*Aim of the exercise*
Every line below is to be quoted exactly, with nothing added or dropped.

++++++++++++++++++++

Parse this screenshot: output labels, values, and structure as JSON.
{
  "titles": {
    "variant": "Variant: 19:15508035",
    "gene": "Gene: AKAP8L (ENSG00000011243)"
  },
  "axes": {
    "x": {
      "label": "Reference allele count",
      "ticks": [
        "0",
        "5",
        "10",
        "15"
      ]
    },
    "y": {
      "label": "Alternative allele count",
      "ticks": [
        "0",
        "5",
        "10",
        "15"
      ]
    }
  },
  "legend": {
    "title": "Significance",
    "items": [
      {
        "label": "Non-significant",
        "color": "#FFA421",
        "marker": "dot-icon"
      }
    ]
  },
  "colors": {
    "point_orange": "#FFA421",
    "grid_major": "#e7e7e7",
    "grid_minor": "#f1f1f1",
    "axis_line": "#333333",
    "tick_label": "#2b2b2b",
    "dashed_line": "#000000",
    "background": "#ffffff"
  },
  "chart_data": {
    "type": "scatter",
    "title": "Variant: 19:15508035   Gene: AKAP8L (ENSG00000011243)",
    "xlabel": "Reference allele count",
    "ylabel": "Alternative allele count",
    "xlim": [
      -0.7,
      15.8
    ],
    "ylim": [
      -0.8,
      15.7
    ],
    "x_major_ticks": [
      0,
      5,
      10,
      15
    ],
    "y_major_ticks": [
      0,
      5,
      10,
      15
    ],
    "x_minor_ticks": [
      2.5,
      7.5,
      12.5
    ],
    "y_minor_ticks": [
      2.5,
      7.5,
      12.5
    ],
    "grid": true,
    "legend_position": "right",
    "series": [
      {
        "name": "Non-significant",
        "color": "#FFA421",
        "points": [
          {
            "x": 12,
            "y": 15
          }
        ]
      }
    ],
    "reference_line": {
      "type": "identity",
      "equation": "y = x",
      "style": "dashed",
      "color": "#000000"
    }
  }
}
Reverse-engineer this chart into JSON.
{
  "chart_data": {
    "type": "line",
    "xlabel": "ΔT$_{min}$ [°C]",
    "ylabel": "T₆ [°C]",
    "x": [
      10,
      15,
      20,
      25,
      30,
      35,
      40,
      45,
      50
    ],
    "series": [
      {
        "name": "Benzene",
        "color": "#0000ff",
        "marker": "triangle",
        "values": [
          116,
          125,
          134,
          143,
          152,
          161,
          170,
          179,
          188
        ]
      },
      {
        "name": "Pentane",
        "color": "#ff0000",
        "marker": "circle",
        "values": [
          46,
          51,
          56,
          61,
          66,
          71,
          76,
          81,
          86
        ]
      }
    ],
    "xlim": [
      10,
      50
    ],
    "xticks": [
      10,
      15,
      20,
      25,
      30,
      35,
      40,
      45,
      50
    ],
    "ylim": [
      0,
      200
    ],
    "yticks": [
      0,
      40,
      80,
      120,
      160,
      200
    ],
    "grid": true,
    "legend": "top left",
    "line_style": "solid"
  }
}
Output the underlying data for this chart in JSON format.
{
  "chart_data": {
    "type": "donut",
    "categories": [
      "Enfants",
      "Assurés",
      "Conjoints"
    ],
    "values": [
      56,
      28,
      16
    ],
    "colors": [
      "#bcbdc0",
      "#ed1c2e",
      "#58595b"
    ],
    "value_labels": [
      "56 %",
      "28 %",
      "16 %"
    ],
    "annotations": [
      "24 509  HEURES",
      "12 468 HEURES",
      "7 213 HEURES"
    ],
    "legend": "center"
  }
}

++++++++++++++++++++

*Written response*
Parse this screenshot: output labels, values, and structure as JSON.
{
  "titles": {
    "variant": "Variant: 19:15508035",
    "gene": "Gene: AKAP8L (ENSG00000011243)"
  },
  "axes": {
    "x": {
      "label": "Reference allele count",
      "ticks": [
        "0",
        "5",
        "10",
        "15"
      ]
    },
    "y": {
      "label": "Alternative allele count",
      "ticks": [
        "0",
        "5",
        "10",
        "15"
      ]
    }
  },
  "legend": {
    "title": "Significance",
    "items": [
      {
        "label": "Non-significant",
        "color": "#FFA421",
        "marker": "dot-icon"
      }
    ]
  },
  "colors": {
    "point_orange": "#FFA421",
    "grid_major": "#e7e7e7",
    "grid_minor": "#f1f1f1",
    "axis_line": "#333333",
    "tick_label": "#2b2b2b",
    "dashed_line": "#000000",
    "background": "#ffffff"
  },
  "chart_data": {
    "type": "scatter",
    "title": "Variant: 19:15508035   Gene: AKAP8L (ENSG00000011243)",
    "xlabel": "Reference allele count",
    "ylabel": "Alternative allele count",
    "xlim": [
      -0.7,
      15.8
    ],
    "ylim": [
      -0.8,
      15.7
    ],
    "x_major_ticks": [
      0,
      5,
      10,
      15
    ],
    "y_major_ticks": [
      0,
      5,
      10,
      15
    ],
    "x_minor_ticks": [
      2.5,
      7.5,
      12.5
    ],
    "y_minor_ticks": [
      2.5,
      7.5,
      12.5
    ],
    "grid": true,
    "legend_position": "right",
    "series": [
      {
        "name": "Non-significant",
        "color": "#FFA421",
        "points": [
          {
            "x": 12,
            "y": 15
          }
        ]
      }
    ],
    "reference_line": {
      "type": "identity",
      "equation": "y = x",
      "style": "dashed",
      "color": "#000000"
    }
  }
}
Reverse-engineer this chart into JSON.
{
  "chart_data": {
    "type": "line",
    "xlabel": "ΔT$_{min}$ [°C]",
    "ylabel": "T₆ [°C]",
    "x": [
      10,
      15,
      20,
      25,
      30,
      35,
      40,
      45,
      50
    ],
    "series": [
      {
        "name": "Benzene",
        "color": "#0000ff",
        "marker": "triangle",
        "values": [
          116,
          125,
          134,
          143,
          152,
          161,
          170,
          179,
          188
        ]
      },
      {
        "name": "Pentane",
        "color": "#ff0000",
        "marker": "circle",
        "values": [
          46,
          51,
          56,
          61,
          66,
          71,
          76,
          81,
          86
        ]
      }
    ],
    "xlim": [
      10,
      50
    ],
    "xticks": [
      10,
      15,
      20,
      25,
      30,
      35,
      40,
      45,
      50
    ],
    "ylim": [
      0,
      200
    ],
    "yticks": [
      0,
      40,
      80,
      120,
      160,
      200
    ],
    "grid": true,
    "legend": "top left",
    "line_style": "solid"
  }
}
Output the underlying data for this chart in JSON format.
{
  "chart_data": {
    "type": "donut",
    "categories": [
      "Enfants",
      "Assurés",
      "Conjoints"
    ],
    "values": [
      56,
      28,
      16
    ],
    "colors": [
      "#bcbdc0",
      "#ed1c2e",
      "#58595b"
    ],
    "value_labels": [
      "56 %",
      "28 %",
      "16 %"
    ],
    "annotations": [
      "24 509  HEURES",
      "12 468 HEURES",
      "7 213 HEURES"
    ],
    "legend": "center"
  }
}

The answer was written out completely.